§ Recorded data
• • • •

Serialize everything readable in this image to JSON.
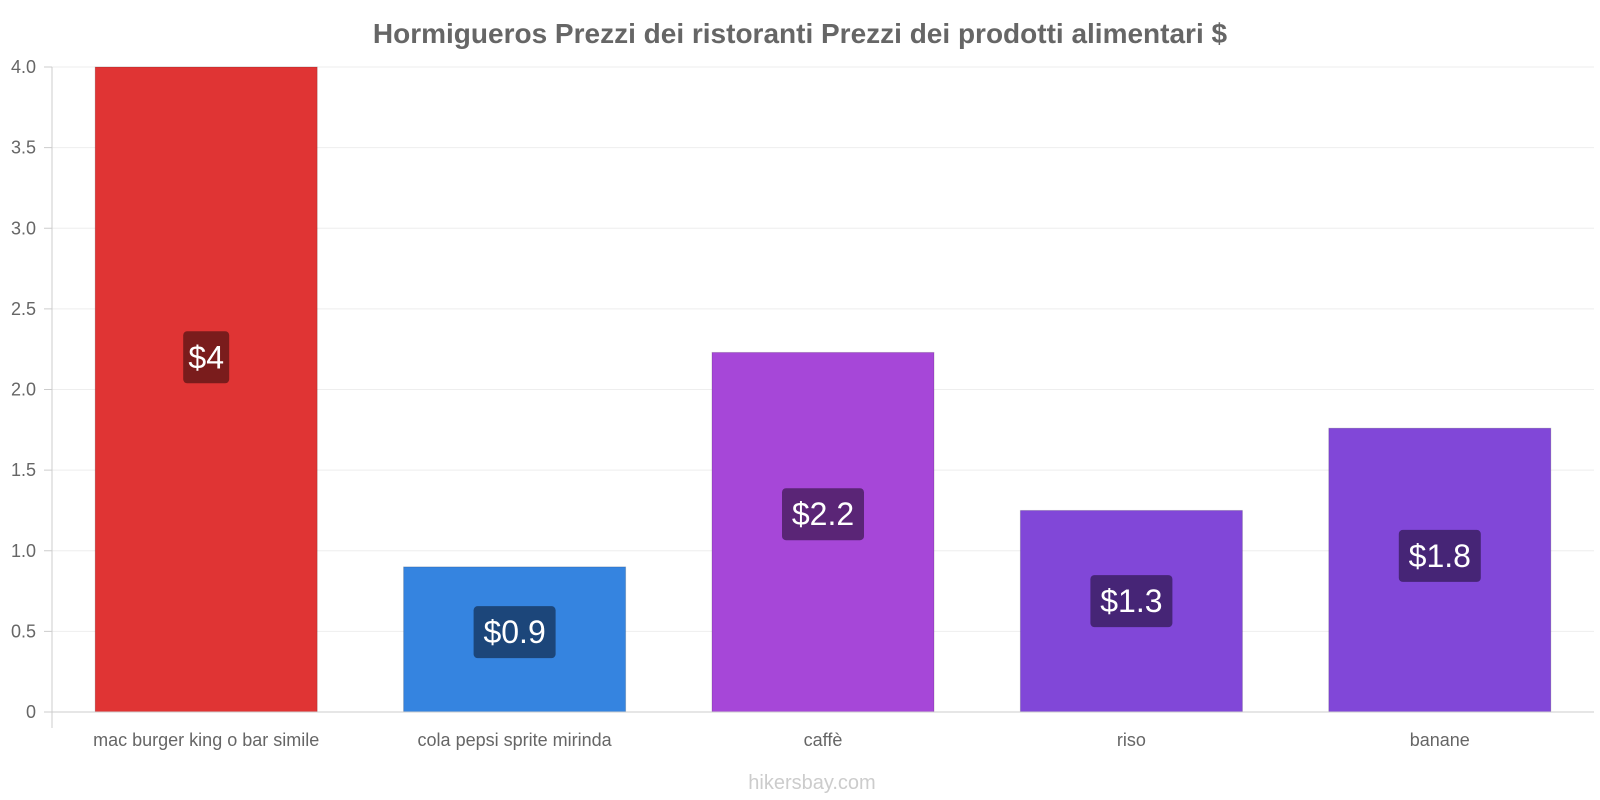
{
  "chart_data": {
    "type": "bar",
    "title": "Hormigueros Prezzi dei ristoranti Prezzi dei prodotti alimentari $",
    "categories": [
      "mac burger king o bar simile",
      "cola pepsi sprite mirinda",
      "caffè",
      "riso",
      "banane"
    ],
    "values": [
      4.0,
      0.9,
      2.23,
      1.25,
      1.76
    ],
    "data_labels": [
      "$4",
      "$0.9",
      "$2.2",
      "$1.3",
      "$1.8"
    ],
    "colors": [
      "#e03434",
      "#3584e0",
      "#a647d8",
      "#8147d8",
      "#8147d8"
    ],
    "label_colors": [
      "#7a1c1c",
      "#1c467a",
      "#5a2576",
      "#462576",
      "#462576"
    ],
    "ylim": [
      0,
      4.0
    ],
    "yticks": [
      0,
      0.5,
      1.0,
      1.5,
      2.0,
      2.5,
      3.0,
      3.5,
      4.0
    ],
    "ytick_labels": [
      "0",
      "0.5",
      "1.0",
      "1.5",
      "2.0",
      "2.5",
      "3.0",
      "3.5",
      "4.0"
    ],
    "xlabel": "",
    "ylabel": "",
    "grid": true,
    "legend": "none"
  },
  "watermark": "hikersbay.com"
}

• • • •

§ STATED EXERCISE
Drop the images and repeat the data exactly.

§ RESULT OF THE TASK
Serialize everything readable in this image to JSON.
{
  "chart_data": {
    "type": "bar",
    "title": "Hormigueros Prezzi dei ristoranti Prezzi dei prodotti alimentari $",
    "categories": [
      "mac burger king o bar simile",
      "cola pepsi sprite mirinda",
      "caffè",
      "riso",
      "banane"
    ],
    "values": [
      4.0,
      0.9,
      2.23,
      1.25,
      1.76
    ],
    "data_labels": [
      "$4",
      "$0.9",
      "$2.2",
      "$1.3",
      "$1.8"
    ],
    "colors": [
      "#e03434",
      "#3584e0",
      "#a647d8",
      "#8147d8",
      "#8147d8"
    ],
    "label_colors": [
      "#7a1c1c",
      "#1c467a",
      "#5a2576",
      "#462576",
      "#462576"
    ],
    "ylim": [
      0,
      4.0
    ],
    "yticks": [
      0,
      0.5,
      1.0,
      1.5,
      2.0,
      2.5,
      3.0,
      3.5,
      4.0
    ],
    "ytick_labels": [
      "0",
      "0.5",
      "1.0",
      "1.5",
      "2.0",
      "2.5",
      "3.0",
      "3.5",
      "4.0"
    ],
    "xlabel": "",
    "ylabel": "",
    "grid": true,
    "legend": "none"
  },
  "watermark": "hikersbay.com"
}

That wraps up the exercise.